▸ **Task to carry out**
Skip the pictures. Transcribe the rest of the data below without changing a word.

-- -- --

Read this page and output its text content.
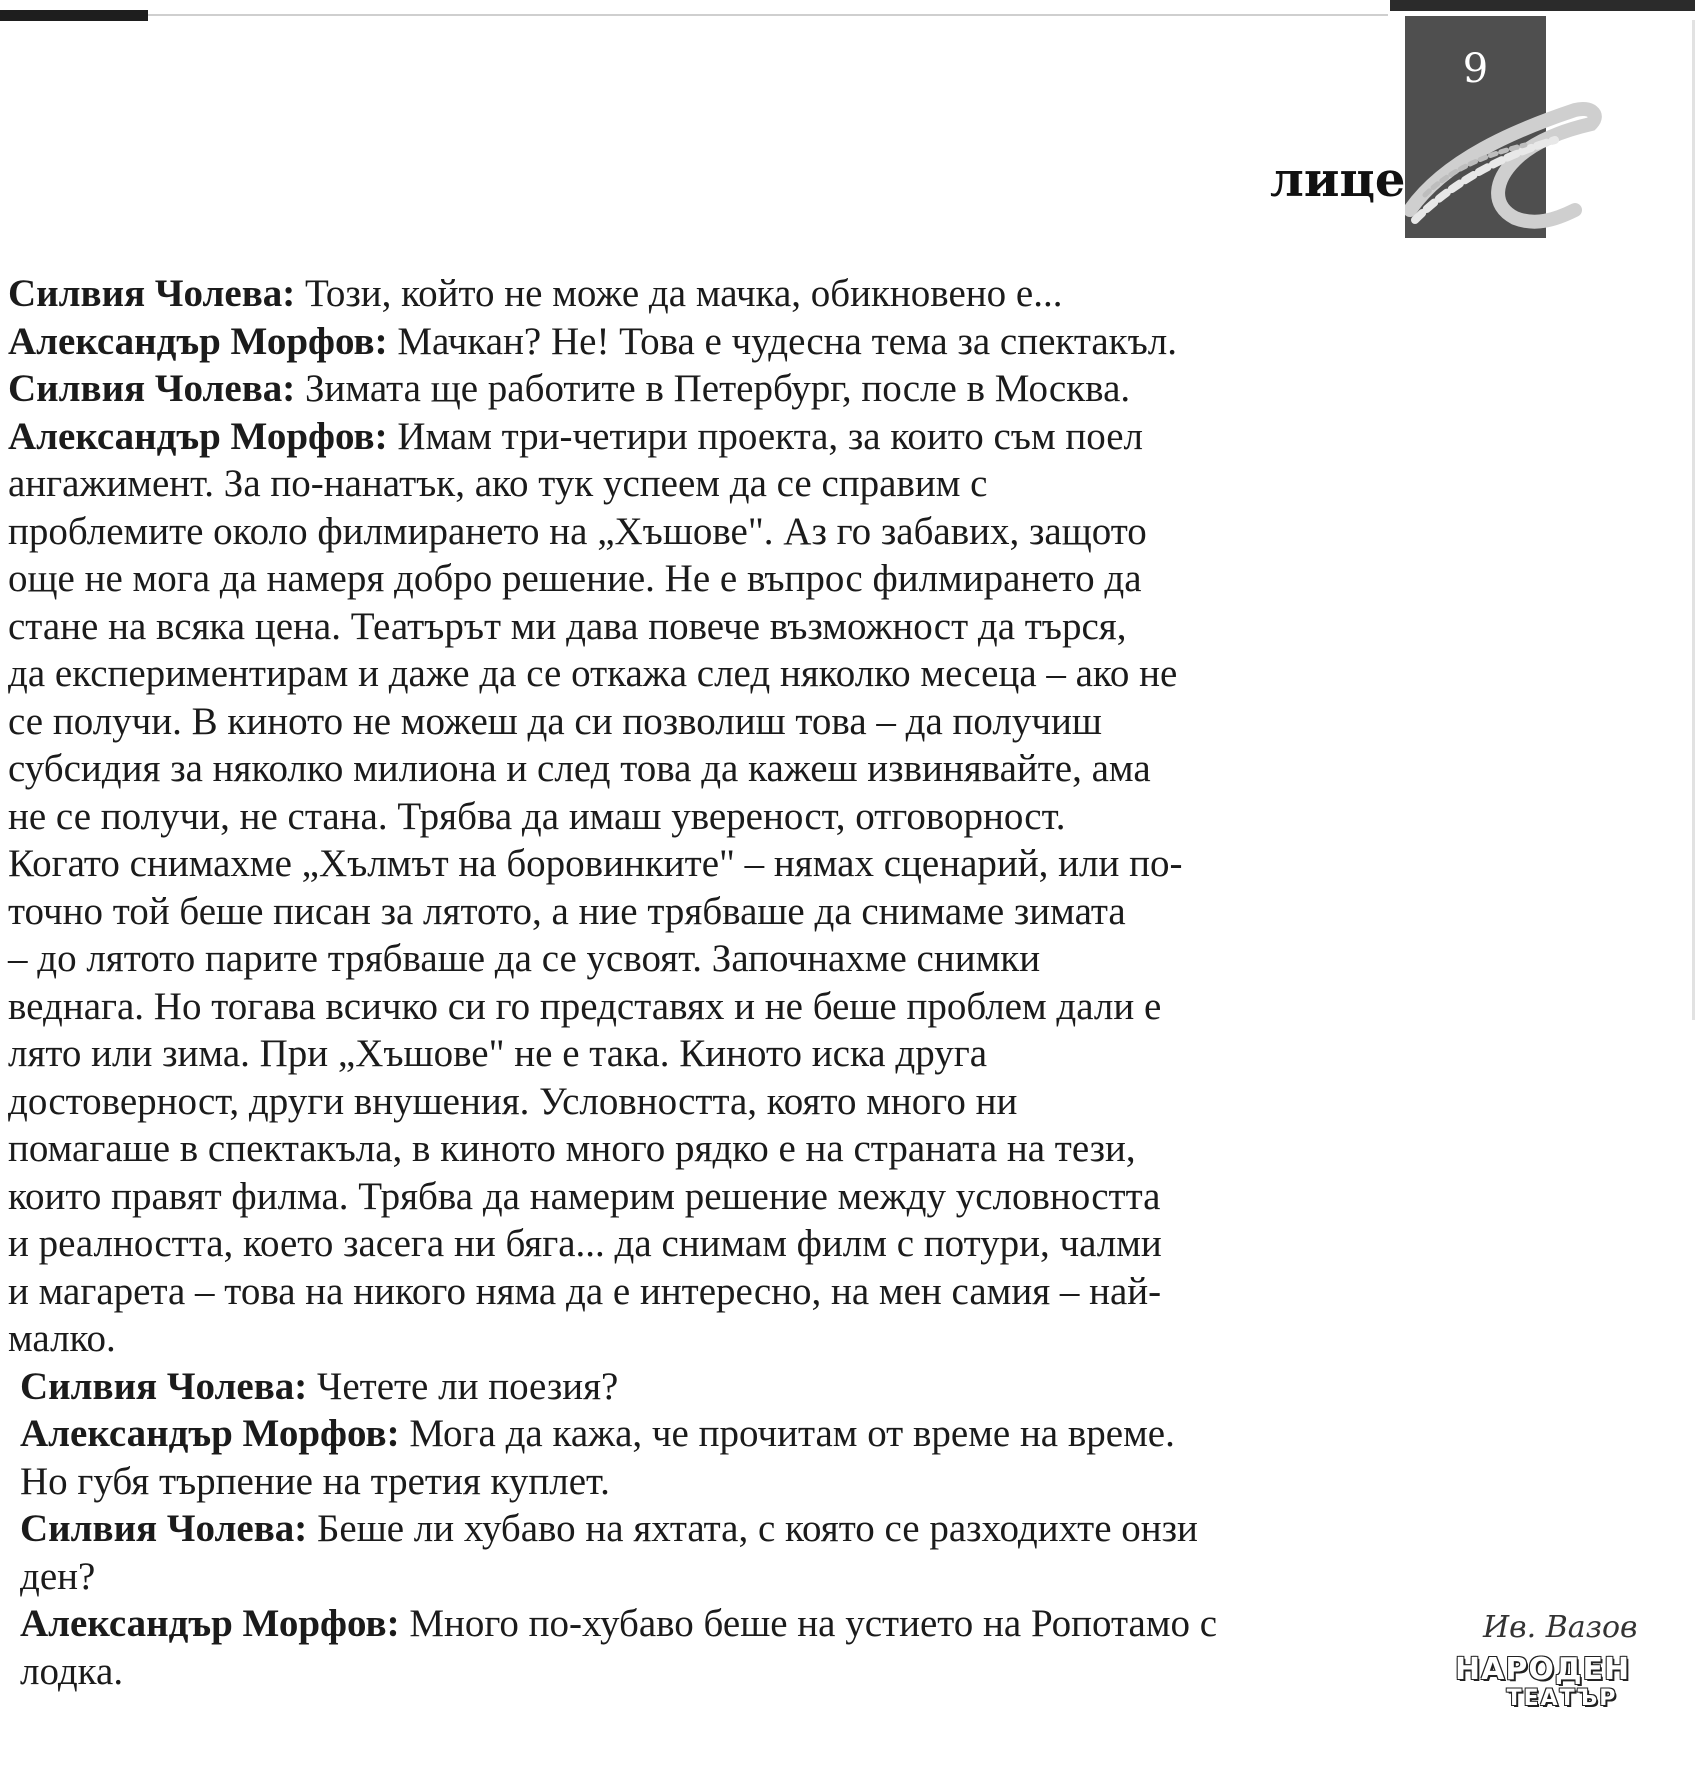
9
лице
Силвия Чолева: Този, който не може да мачка, обикновено е...
Александър Морфов: Мачкан? Не! Това е чудесна тема за спектакъл.
Силвия Чолева: Зимата ще работите в Петербург, после в Москва.
Александър Морфов: Имам три-четири проекта, за които съм поел
ангажимент. За по-нанатък, ако тук успеем да се справим с
проблемите около филмирането на „Хъшове". Аз го забавих, защото
още не мога да намеря добро решение. Не е въпрос филмирането да
стане на всяка цена. Театърът ми дава повече възможност да търся,
да експериментирам и даже да се откажа след няколко месеца – ако не
се получи. В киното не можеш да си позволиш това – да получиш
субсидия за няколко милиона и след това да кажеш извинявайте, ама
не се получи, не стана. Трябва да имаш увереност, отговорност.
Когато снимахме „Хълмът на боровинките" – нямах сценарий, или по-
точно той беше писан за лятото, а ние трябваше да снимаме зимата
– до лятото парите трябваше да се усвоят. Започнахме снимки
веднага. Но тогава всичко си го представях и не беше проблем дали е
лято или зима. При „Хъшове" не е така. Киното иска друга
достоверност, други внушения. Условността, която много ни
помагаше в спектакъла, в киното много рядко е на страната на тези,
които правят филма. Трябва да намерим решение между условността
и реалността, което засега ни бяга... да снимам филм с потури, чалми
и магарета – това на никого няма да е интересно, на мен самия – най-
малко.
Силвия Чолева: Четете ли поезия?
Александър Морфов: Мога да кажа, че прочитам от време на време.
Но губя търпение на третия куплет.
Силвия Чолева: Беше ли хубаво на яхтата, с която се разходихте онзи
ден?
Александър Морфов: Много по-хубаво беше на устието на Ропотамо с
лодка.
Ив. Вазов
НАРОДЕН
ТЕАТЪР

-- -- --

▸ **Response**
Read this page and output its text content.
9
лице
Силвия Чолева: Този, който не може да мачка, обикновено е...
Александър Морфов: Мачкан? Не! Това е чудесна тема за спектакъл.
Силвия Чолева: Зимата ще работите в Петербург, после в Москва.
Александър Морфов: Имам три-четири проекта, за които съм поел
ангажимент. За по-нанатък, ако тук успеем да се справим с
проблемите около филмирането на „Хъшове". Аз го забавих, защото
още не мога да намеря добро решение. Не е въпрос филмирането да
стане на всяка цена. Театърът ми дава повече възможност да търся,
да експериментирам и даже да се откажа след няколко месеца – ако не
се получи. В киното не можеш да си позволиш това – да получиш
субсидия за няколко милиона и след това да кажеш извинявайте, ама
не се получи, не стана. Трябва да имаш увереност, отговорност.
Когато снимахме „Хълмът на боровинките" – нямах сценарий, или по-
точно той беше писан за лятото, а ние трябваше да снимаме зимата
– до лятото парите трябваше да се усвоят. Започнахме снимки
веднага. Но тогава всичко си го представях и не беше проблем дали е
лято или зима. При „Хъшове" не е така. Киното иска друга
достоверност, други внушения. Условността, която много ни
помагаше в спектакъла, в киното много рядко е на страната на тези,
които правят филма. Трябва да намерим решение между условността
и реалността, което засега ни бяга... да снимам филм с потури, чалми
и магарета – това на никого няма да е интересно, на мен самия – най-
малко.
Силвия Чолева: Четете ли поезия?
Александър Морфов: Мога да кажа, че прочитам от време на време.
Но губя търпение на третия куплет.
Силвия Чолева: Беше ли хубаво на яхтата, с която се разходихте онзи
ден?
Александър Морфов: Много по-хубаво беше на устието на Ропотамо с
лодка.
Ив. Вазов
НАРОДЕН
ТЕАТЪР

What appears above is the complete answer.